Exercise instructions: Quote the listing below in its entirety.

Task material:
>>>>

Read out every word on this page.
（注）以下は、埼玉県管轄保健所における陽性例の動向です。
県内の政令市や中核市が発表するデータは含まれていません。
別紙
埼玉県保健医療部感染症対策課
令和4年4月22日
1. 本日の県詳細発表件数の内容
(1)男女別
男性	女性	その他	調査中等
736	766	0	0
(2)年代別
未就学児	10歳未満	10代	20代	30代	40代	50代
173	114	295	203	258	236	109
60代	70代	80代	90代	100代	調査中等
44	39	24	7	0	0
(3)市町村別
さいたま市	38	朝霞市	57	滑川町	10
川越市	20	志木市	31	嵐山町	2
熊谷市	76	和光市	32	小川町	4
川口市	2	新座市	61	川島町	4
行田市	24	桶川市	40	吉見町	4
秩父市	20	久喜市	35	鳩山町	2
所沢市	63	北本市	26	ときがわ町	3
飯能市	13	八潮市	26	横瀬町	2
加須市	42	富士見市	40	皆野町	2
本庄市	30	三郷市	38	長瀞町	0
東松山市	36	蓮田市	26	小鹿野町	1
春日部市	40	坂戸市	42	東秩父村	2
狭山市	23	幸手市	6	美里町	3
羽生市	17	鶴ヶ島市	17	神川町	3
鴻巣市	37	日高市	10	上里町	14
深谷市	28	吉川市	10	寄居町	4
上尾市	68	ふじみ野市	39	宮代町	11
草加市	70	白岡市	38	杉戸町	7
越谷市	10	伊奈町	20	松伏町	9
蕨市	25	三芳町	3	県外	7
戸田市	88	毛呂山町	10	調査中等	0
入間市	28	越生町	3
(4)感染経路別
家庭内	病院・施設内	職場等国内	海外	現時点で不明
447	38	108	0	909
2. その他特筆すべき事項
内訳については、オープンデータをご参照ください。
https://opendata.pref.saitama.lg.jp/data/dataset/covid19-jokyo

<<<<

Problem solution:
Read out every word on this page.
（注）以下は、埼玉県管轄保健所における陽性例の動向です。
県内の政令市や中核市が発表するデータは含まれていません。
別紙
埼玉県保健医療部感染症対策課
令和4年4月22日
1. 本日の県詳細発表件数の内容
(1)男女別
男性	女性	その他	調査中等
736	766	0	0
(2)年代別
未就学児	10歳未満	10代	20代	30代	40代	50代
173	114	295	203	258	236	109
60代	70代	80代	90代	100代	調査中等
44	39	24	7	0	0
(3)市町村別
さいたま市	38	朝霞市	57	滑川町	10
川越市	20	志木市	31	嵐山町	2
熊谷市	76	和光市	32	小川町	4
川口市	2	新座市	61	川島町	4
行田市	24	桶川市	40	吉見町	4
秩父市	20	久喜市	35	鳩山町	2
所沢市	63	北本市	26	ときがわ町	3
飯能市	13	八潮市	26	横瀬町	2
加須市	42	富士見市	40	皆野町	2
本庄市	30	三郷市	38	長瀞町	0
東松山市	36	蓮田市	26	小鹿野町	1
春日部市	40	坂戸市	42	東秩父村	2
狭山市	23	幸手市	6	美里町	3
羽生市	17	鶴ヶ島市	17	神川町	3
鴻巣市	37	日高市	10	上里町	14
深谷市	28	吉川市	10	寄居町	4
上尾市	68	ふじみ野市	39	宮代町	11
草加市	70	白岡市	38	杉戸町	7
越谷市	10	伊奈町	20	松伏町	9
蕨市	25	三芳町	3	県外	7
戸田市	88	毛呂山町	10	調査中等	0
入間市	28	越生町	3
(4)感染経路別
家庭内	病院・施設内	職場等国内	海外	現時点で不明
447	38	108	0	909
2. その他特筆すべき事項
内訳については、オープンデータをご参照ください。
https://opendata.pref.saitama.lg.jp/data/dataset/covid19-jokyo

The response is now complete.